Saved data entries ::
┄┄┄┄┄┄┄┄┄┄

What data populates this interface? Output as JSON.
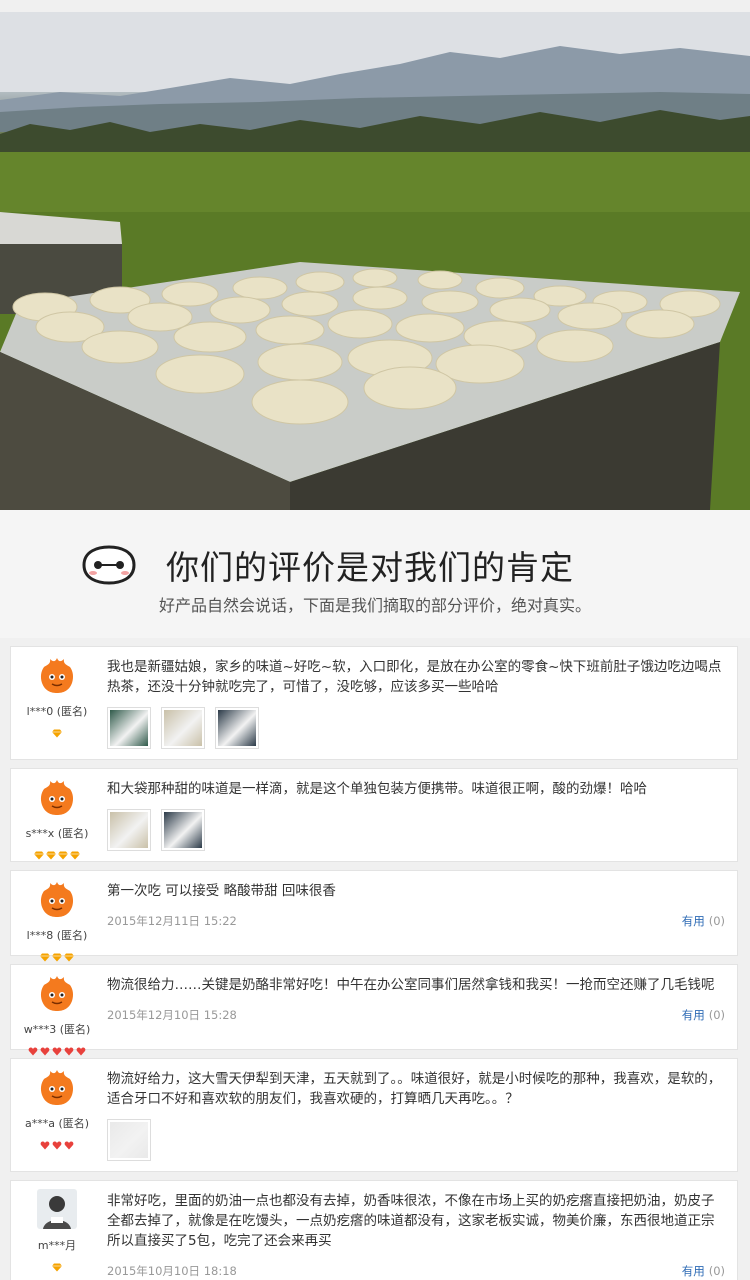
{
  "heading": {
    "title": "你们的评价是对我们的肯定",
    "subtitle": "好产品自然会说话，下面是我们摘取的部分评价，绝对真实。"
  },
  "reviews": [
    {
      "user": "l***0 (匿名)",
      "level": {
        "type": "diamond",
        "count": 1,
        "color": "#f5a300"
      },
      "text": "我也是新疆姑娘，家乡的味道~好吃~软，入口即化，是放在办公室的零食~快下班前肚子饿边吃边喝点热茶，还没十分钟就吃完了，可惜了，没吃够，应该多买一些哈哈",
      "photos": 3,
      "date": "",
      "useful_label": "",
      "useful_count": ""
    },
    {
      "user": "s***x (匿名)",
      "level": {
        "type": "diamond",
        "count": 4,
        "color": "#f5a300"
      },
      "text": "和大袋那种甜的味道是一样滴，就是这个单独包装方便携带。味道很正啊，酸的劲爆！哈哈",
      "photos": 2,
      "date": "",
      "useful_label": "",
      "useful_count": ""
    },
    {
      "user": "l***8 (匿名)",
      "level": {
        "type": "diamond",
        "count": 3,
        "color": "#f5a300"
      },
      "text": "第一次吃 可以接受 略酸带甜 回味很香",
      "photos": 0,
      "date": "2015年12月11日 15:22",
      "useful_label": "有用",
      "useful_count": "(0)"
    },
    {
      "user": "w***3 (匿名)",
      "level": {
        "type": "heart",
        "count": 5,
        "color": "#e8413c"
      },
      "text": "物流很给力……关键是奶酪非常好吃！中午在办公室同事们居然拿钱和我买！一抢而空还赚了几毛钱呢",
      "photos": 0,
      "date": "2015年12月10日 15:28",
      "useful_label": "有用",
      "useful_count": "(0)"
    },
    {
      "user": "a***a (匿名)",
      "level": {
        "type": "heart",
        "count": 3,
        "color": "#e8413c"
      },
      "text": "物流好给力，这大雪天伊犁到天津，五天就到了。。味道很好，就是小时候吃的那种，我喜欢，是软的，适合牙口不好和喜欢软的朋友们，我喜欢硬的，打算晒几天再吃。。？",
      "photos": 1,
      "date": "",
      "useful_label": "",
      "useful_count": ""
    },
    {
      "user": "m***月",
      "level": {
        "type": "diamond",
        "count": 1,
        "color": "#f5a300"
      },
      "text": "非常好吃，里面的奶油一点也都没有去掉，奶香味很浓，不像在市场上买的奶疙瘩直接把奶油，奶皮子全都去掉了，就像是在吃馒头，一点奶疙瘩的味道都没有，这家老板实诚，物美价廉，东西很地道正宗所以直接买了5包，吃完了还会来再买",
      "photos": 0,
      "date": "2015年10月10日 18:18",
      "useful_label": "有用",
      "useful_count": "(0)"
    }
  ]
}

┄┄┄┄┄┄┄┄┄┄

WHAT THE EXERCISE ASKS :: Exclude the images, then output the data above word for word.

RESPONSE TO THIS EXERCISE ::
What data populates this interface? Output as JSON.
{
  "heading": {
    "title": "你们的评价是对我们的肯定",
    "subtitle": "好产品自然会说话，下面是我们摘取的部分评价，绝对真实。"
  },
  "reviews": [
    {
      "user": "l***0 (匿名)",
      "level": {
        "type": "diamond",
        "count": 1,
        "color": "#f5a300"
      },
      "text": "我也是新疆姑娘，家乡的味道~好吃~软，入口即化，是放在办公室的零食~快下班前肚子饿边吃边喝点热茶，还没十分钟就吃完了，可惜了，没吃够，应该多买一些哈哈",
      "photos": 3,
      "date": "",
      "useful_label": "",
      "useful_count": ""
    },
    {
      "user": "s***x (匿名)",
      "level": {
        "type": "diamond",
        "count": 4,
        "color": "#f5a300"
      },
      "text": "和大袋那种甜的味道是一样滴，就是这个单独包装方便携带。味道很正啊，酸的劲爆！哈哈",
      "photos": 2,
      "date": "",
      "useful_label": "",
      "useful_count": ""
    },
    {
      "user": "l***8 (匿名)",
      "level": {
        "type": "diamond",
        "count": 3,
        "color": "#f5a300"
      },
      "text": "第一次吃 可以接受 略酸带甜 回味很香",
      "photos": 0,
      "date": "2015年12月11日 15:22",
      "useful_label": "有用",
      "useful_count": "(0)"
    },
    {
      "user": "w***3 (匿名)",
      "level": {
        "type": "heart",
        "count": 5,
        "color": "#e8413c"
      },
      "text": "物流很给力……关键是奶酪非常好吃！中午在办公室同事们居然拿钱和我买！一抢而空还赚了几毛钱呢",
      "photos": 0,
      "date": "2015年12月10日 15:28",
      "useful_label": "有用",
      "useful_count": "(0)"
    },
    {
      "user": "a***a (匿名)",
      "level": {
        "type": "heart",
        "count": 3,
        "color": "#e8413c"
      },
      "text": "物流好给力，这大雪天伊犁到天津，五天就到了。。味道很好，就是小时候吃的那种，我喜欢，是软的，适合牙口不好和喜欢软的朋友们，我喜欢硬的，打算晒几天再吃。。？",
      "photos": 1,
      "date": "",
      "useful_label": "",
      "useful_count": ""
    },
    {
      "user": "m***月",
      "level": {
        "type": "diamond",
        "count": 1,
        "color": "#f5a300"
      },
      "text": "非常好吃，里面的奶油一点也都没有去掉，奶香味很浓，不像在市场上买的奶疙瘩直接把奶油，奶皮子全都去掉了，就像是在吃馒头，一点奶疙瘩的味道都没有，这家老板实诚，物美价廉，东西很地道正宗所以直接买了5包，吃完了还会来再买",
      "photos": 0,
      "date": "2015年10月10日 18:18",
      "useful_label": "有用",
      "useful_count": "(0)"
    }
  ]
}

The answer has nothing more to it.